§ **DATA ENTRIES**:
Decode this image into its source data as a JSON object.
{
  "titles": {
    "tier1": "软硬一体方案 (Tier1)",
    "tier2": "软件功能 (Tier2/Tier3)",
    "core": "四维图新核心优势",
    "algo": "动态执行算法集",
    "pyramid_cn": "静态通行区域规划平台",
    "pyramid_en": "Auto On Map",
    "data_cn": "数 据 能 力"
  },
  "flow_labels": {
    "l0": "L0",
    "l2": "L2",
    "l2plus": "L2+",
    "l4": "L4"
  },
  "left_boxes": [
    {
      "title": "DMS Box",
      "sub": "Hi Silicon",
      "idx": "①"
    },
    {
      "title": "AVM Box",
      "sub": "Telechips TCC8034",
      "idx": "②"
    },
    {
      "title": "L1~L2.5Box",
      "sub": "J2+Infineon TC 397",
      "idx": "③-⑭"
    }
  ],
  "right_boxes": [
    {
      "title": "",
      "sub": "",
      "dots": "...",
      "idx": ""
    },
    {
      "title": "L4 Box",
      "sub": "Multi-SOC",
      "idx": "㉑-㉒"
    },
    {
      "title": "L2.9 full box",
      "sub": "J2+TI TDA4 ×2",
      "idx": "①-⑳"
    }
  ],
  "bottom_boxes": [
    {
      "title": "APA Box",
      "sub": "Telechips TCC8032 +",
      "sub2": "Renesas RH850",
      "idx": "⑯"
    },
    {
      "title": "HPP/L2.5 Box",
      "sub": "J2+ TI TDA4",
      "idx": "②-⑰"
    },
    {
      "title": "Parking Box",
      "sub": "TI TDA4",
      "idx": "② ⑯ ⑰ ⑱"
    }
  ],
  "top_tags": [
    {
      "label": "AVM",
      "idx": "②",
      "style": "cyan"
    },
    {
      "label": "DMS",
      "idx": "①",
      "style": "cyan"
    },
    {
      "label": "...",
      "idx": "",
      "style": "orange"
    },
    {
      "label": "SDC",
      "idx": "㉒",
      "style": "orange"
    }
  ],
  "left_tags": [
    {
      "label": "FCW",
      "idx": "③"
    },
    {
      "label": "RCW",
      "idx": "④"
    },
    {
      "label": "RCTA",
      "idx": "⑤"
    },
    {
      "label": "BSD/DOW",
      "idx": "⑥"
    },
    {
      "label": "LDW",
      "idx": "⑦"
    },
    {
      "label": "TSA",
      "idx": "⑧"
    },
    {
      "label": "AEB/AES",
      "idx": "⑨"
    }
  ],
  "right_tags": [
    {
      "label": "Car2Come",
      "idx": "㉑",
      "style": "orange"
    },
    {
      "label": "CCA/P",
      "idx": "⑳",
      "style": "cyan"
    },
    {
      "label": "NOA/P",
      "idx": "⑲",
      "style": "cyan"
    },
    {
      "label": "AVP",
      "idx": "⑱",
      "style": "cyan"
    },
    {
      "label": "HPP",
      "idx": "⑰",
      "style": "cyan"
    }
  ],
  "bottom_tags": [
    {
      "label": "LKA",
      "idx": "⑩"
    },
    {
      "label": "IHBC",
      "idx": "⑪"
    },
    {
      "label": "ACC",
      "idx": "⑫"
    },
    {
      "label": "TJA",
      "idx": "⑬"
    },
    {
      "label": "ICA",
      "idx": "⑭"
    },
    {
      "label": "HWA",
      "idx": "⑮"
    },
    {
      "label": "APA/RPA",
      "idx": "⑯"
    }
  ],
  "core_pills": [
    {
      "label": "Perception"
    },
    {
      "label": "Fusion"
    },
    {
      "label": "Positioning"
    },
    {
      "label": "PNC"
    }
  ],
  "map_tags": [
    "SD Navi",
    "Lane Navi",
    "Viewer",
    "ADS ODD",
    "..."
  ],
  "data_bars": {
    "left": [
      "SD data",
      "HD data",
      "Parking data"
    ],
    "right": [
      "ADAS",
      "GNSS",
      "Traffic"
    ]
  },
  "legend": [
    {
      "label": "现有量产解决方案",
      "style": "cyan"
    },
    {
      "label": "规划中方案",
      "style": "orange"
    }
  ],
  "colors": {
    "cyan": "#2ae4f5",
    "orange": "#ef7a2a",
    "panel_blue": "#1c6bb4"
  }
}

§ **WHAT YOU ARE ASKED TO DO**: Find all lines holding the string "Telechips" and copy them.

§ **SOLUTION**:
      "sub": "Telechips TCC8034",
      "sub": "Telechips TCC8032 +",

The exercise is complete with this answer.